▶ **THE INPUT**
━━━━━━━━━━━━━━━━━━━━

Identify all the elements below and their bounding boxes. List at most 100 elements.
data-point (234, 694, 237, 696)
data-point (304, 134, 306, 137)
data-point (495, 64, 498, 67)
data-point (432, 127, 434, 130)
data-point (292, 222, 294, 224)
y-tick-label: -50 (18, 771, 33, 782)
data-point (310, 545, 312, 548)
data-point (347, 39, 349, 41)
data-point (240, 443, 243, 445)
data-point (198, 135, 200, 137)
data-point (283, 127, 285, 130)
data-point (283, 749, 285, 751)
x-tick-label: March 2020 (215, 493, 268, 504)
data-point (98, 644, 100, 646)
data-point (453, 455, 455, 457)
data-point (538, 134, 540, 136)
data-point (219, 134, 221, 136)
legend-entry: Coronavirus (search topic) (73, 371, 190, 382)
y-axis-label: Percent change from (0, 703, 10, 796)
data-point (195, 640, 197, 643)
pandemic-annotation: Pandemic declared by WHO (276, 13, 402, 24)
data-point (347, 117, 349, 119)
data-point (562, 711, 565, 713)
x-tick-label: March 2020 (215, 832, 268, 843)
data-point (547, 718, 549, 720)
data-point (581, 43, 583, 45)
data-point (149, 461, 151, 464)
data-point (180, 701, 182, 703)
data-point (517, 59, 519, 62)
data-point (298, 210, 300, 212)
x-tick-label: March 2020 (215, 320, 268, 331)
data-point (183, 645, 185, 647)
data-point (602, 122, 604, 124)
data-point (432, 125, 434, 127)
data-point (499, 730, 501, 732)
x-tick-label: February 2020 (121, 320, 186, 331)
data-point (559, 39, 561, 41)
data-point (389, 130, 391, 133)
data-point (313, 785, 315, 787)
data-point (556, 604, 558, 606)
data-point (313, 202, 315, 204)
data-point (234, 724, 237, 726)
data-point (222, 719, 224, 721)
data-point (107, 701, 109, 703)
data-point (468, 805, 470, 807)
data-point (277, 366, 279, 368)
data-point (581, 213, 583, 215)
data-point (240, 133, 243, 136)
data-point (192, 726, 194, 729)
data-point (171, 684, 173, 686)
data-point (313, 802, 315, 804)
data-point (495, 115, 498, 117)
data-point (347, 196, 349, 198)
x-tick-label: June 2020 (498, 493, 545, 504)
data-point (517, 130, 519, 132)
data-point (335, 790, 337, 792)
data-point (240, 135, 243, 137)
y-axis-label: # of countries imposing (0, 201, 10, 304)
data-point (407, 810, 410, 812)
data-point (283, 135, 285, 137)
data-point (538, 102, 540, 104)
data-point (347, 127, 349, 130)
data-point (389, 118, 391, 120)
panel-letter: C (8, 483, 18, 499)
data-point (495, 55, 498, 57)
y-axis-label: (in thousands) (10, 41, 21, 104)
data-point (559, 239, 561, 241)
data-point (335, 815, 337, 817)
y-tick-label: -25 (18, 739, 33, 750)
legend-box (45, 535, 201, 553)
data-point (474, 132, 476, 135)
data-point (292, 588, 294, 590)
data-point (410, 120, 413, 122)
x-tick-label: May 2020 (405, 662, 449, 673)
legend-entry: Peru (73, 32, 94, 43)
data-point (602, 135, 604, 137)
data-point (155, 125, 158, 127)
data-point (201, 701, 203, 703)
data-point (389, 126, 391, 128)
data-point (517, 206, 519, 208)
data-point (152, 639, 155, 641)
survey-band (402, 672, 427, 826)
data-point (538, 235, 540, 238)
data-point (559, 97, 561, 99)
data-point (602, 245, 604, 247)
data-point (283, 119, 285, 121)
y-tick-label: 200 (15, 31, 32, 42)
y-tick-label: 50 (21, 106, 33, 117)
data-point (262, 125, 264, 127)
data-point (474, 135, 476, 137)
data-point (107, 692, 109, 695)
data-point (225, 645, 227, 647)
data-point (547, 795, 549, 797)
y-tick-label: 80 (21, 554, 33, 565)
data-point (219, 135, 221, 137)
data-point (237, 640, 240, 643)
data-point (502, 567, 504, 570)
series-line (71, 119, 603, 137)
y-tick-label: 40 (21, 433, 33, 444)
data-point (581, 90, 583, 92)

━━━━━━━━━━━━━━━━━━━━

▶ **TASK BRIEF**
With "tick" as the string to match, show every line of the entries above that has it.

▶ **RESULT OF THE TASK**
y-tick-label: -50 (18, 771, 33, 782)
x-tick-label: March 2020 (215, 493, 268, 504)
x-tick-label: March 2020 (215, 832, 268, 843)
x-tick-label: March 2020 (215, 320, 268, 331)
x-tick-label: February 2020 (121, 320, 186, 331)
x-tick-label: June 2020 (498, 493, 545, 504)
y-tick-label: -25 (18, 739, 33, 750)
x-tick-label: May 2020 (405, 662, 449, 673)
y-tick-label: 200 (15, 31, 32, 42)
y-tick-label: 50 (21, 106, 33, 117)
y-tick-label: 80 (21, 554, 33, 565)
y-tick-label: 40 (21, 433, 33, 444)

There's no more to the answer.